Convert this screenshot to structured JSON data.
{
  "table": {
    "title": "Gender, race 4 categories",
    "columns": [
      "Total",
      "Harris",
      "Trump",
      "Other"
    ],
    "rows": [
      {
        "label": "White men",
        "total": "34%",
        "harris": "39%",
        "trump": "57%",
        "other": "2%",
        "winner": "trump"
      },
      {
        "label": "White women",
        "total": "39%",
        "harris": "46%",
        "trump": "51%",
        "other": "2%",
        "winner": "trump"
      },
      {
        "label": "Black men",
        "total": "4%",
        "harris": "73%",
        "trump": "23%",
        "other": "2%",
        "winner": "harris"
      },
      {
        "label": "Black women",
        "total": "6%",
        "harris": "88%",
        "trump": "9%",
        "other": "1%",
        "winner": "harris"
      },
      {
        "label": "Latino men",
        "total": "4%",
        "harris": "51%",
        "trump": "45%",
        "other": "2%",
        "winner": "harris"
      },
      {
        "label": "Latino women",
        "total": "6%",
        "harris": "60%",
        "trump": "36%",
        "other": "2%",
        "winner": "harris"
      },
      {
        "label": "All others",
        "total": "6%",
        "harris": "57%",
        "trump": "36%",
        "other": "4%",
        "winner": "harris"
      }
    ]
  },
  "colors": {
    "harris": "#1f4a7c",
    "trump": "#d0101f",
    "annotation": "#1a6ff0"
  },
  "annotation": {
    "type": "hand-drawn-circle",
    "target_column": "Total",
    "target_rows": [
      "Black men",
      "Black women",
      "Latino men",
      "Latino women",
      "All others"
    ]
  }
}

....................

Return the full listing, character for character.

| Task response |
Convert this screenshot to structured JSON data.
{
  "table": {
    "title": "Gender, race 4 categories",
    "columns": [
      "Total",
      "Harris",
      "Trump",
      "Other"
    ],
    "rows": [
      {
        "label": "White men",
        "total": "34%",
        "harris": "39%",
        "trump": "57%",
        "other": "2%",
        "winner": "trump"
      },
      {
        "label": "White women",
        "total": "39%",
        "harris": "46%",
        "trump": "51%",
        "other": "2%",
        "winner": "trump"
      },
      {
        "label": "Black men",
        "total": "4%",
        "harris": "73%",
        "trump": "23%",
        "other": "2%",
        "winner": "harris"
      },
      {
        "label": "Black women",
        "total": "6%",
        "harris": "88%",
        "trump": "9%",
        "other": "1%",
        "winner": "harris"
      },
      {
        "label": "Latino men",
        "total": "4%",
        "harris": "51%",
        "trump": "45%",
        "other": "2%",
        "winner": "harris"
      },
      {
        "label": "Latino women",
        "total": "6%",
        "harris": "60%",
        "trump": "36%",
        "other": "2%",
        "winner": "harris"
      },
      {
        "label": "All others",
        "total": "6%",
        "harris": "57%",
        "trump": "36%",
        "other": "4%",
        "winner": "harris"
      }
    ]
  },
  "colors": {
    "harris": "#1f4a7c",
    "trump": "#d0101f",
    "annotation": "#1a6ff0"
  },
  "annotation": {
    "type": "hand-drawn-circle",
    "target_column": "Total",
    "target_rows": [
      "Black men",
      "Black women",
      "Latino men",
      "Latino women",
      "All others"
    ]
  }
}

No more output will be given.